EXERCISE PROMPT:
Reproduce all entries precisely, down to the last character.

Records excerpted from a collection:
+===+
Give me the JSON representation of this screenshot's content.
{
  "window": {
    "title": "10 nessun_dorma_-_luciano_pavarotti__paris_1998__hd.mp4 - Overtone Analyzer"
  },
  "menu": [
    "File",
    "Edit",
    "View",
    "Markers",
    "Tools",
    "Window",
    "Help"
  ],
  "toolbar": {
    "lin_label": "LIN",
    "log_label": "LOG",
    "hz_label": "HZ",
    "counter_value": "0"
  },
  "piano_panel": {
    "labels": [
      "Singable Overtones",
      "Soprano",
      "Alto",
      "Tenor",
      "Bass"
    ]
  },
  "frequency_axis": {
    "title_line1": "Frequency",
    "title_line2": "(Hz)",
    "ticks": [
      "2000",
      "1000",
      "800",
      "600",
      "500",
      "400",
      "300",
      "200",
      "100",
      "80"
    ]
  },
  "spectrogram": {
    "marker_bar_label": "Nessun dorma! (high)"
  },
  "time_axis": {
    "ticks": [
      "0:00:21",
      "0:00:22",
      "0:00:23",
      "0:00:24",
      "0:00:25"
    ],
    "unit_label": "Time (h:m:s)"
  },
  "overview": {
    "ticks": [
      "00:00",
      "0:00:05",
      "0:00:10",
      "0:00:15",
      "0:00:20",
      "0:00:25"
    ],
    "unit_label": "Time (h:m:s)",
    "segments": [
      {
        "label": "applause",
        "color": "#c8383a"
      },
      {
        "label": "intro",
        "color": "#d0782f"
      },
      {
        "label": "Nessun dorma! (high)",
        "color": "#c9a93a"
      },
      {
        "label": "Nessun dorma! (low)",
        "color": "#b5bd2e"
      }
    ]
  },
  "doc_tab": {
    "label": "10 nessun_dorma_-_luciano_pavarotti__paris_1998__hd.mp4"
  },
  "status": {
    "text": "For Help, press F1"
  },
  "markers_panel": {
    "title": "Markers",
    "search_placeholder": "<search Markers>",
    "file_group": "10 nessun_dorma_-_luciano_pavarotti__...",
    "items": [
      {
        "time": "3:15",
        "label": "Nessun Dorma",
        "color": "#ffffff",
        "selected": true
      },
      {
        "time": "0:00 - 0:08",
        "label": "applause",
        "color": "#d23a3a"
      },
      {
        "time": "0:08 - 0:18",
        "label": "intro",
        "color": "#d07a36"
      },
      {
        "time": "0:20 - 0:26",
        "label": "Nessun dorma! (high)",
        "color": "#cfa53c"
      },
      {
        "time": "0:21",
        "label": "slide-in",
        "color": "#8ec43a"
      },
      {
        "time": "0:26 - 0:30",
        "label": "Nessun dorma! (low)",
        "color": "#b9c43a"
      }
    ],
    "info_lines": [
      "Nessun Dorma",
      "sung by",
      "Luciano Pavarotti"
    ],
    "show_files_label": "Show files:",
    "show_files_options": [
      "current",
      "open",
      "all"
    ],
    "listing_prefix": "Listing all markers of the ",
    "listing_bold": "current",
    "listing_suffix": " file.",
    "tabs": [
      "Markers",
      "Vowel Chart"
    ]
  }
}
+===+
WORKED ANSWER:
Give me the JSON representation of this screenshot's content.
{
  "window": {
    "title": "10 nessun_dorma_-_luciano_pavarotti__paris_1998__hd.mp4 - Overtone Analyzer"
  },
  "menu": [
    "File",
    "Edit",
    "View",
    "Markers",
    "Tools",
    "Window",
    "Help"
  ],
  "toolbar": {
    "lin_label": "LIN",
    "log_label": "LOG",
    "hz_label": "HZ",
    "counter_value": "0"
  },
  "piano_panel": {
    "labels": [
      "Singable Overtones",
      "Soprano",
      "Alto",
      "Tenor",
      "Bass"
    ]
  },
  "frequency_axis": {
    "title_line1": "Frequency",
    "title_line2": "(Hz)",
    "ticks": [
      "2000",
      "1000",
      "800",
      "600",
      "500",
      "400",
      "300",
      "200",
      "100",
      "80"
    ]
  },
  "spectrogram": {
    "marker_bar_label": "Nessun dorma! (high)"
  },
  "time_axis": {
    "ticks": [
      "0:00:21",
      "0:00:22",
      "0:00:23",
      "0:00:24",
      "0:00:25"
    ],
    "unit_label": "Time (h:m:s)"
  },
  "overview": {
    "ticks": [
      "00:00",
      "0:00:05",
      "0:00:10",
      "0:00:15",
      "0:00:20",
      "0:00:25"
    ],
    "unit_label": "Time (h:m:s)",
    "segments": [
      {
        "label": "applause",
        "color": "#c8383a"
      },
      {
        "label": "intro",
        "color": "#d0782f"
      },
      {
        "label": "Nessun dorma! (high)",
        "color": "#c9a93a"
      },
      {
        "label": "Nessun dorma! (low)",
        "color": "#b5bd2e"
      }
    ]
  },
  "doc_tab": {
    "label": "10 nessun_dorma_-_luciano_pavarotti__paris_1998__hd.mp4"
  },
  "status": {
    "text": "For Help, press F1"
  },
  "markers_panel": {
    "title": "Markers",
    "search_placeholder": "<search Markers>",
    "file_group": "10 nessun_dorma_-_luciano_pavarotti__...",
    "items": [
      {
        "time": "3:15",
        "label": "Nessun Dorma",
        "color": "#ffffff",
        "selected": true
      },
      {
        "time": "0:00 - 0:08",
        "label": "applause",
        "color": "#d23a3a"
      },
      {
        "time": "0:08 - 0:18",
        "label": "intro",
        "color": "#d07a36"
      },
      {
        "time": "0:20 - 0:26",
        "label": "Nessun dorma! (high)",
        "color": "#cfa53c"
      },
      {
        "time": "0:21",
        "label": "slide-in",
        "color": "#8ec43a"
      },
      {
        "time": "0:26 - 0:30",
        "label": "Nessun dorma! (low)",
        "color": "#b9c43a"
      }
    ],
    "info_lines": [
      "Nessun Dorma",
      "sung by",
      "Luciano Pavarotti"
    ],
    "show_files_label": "Show files:",
    "show_files_options": [
      "current",
      "open",
      "all"
    ],
    "listing_prefix": "Listing all markers of the ",
    "listing_bold": "current",
    "listing_suffix": " file.",
    "tabs": [
      "Markers",
      "Vowel Chart"
    ]
  }
}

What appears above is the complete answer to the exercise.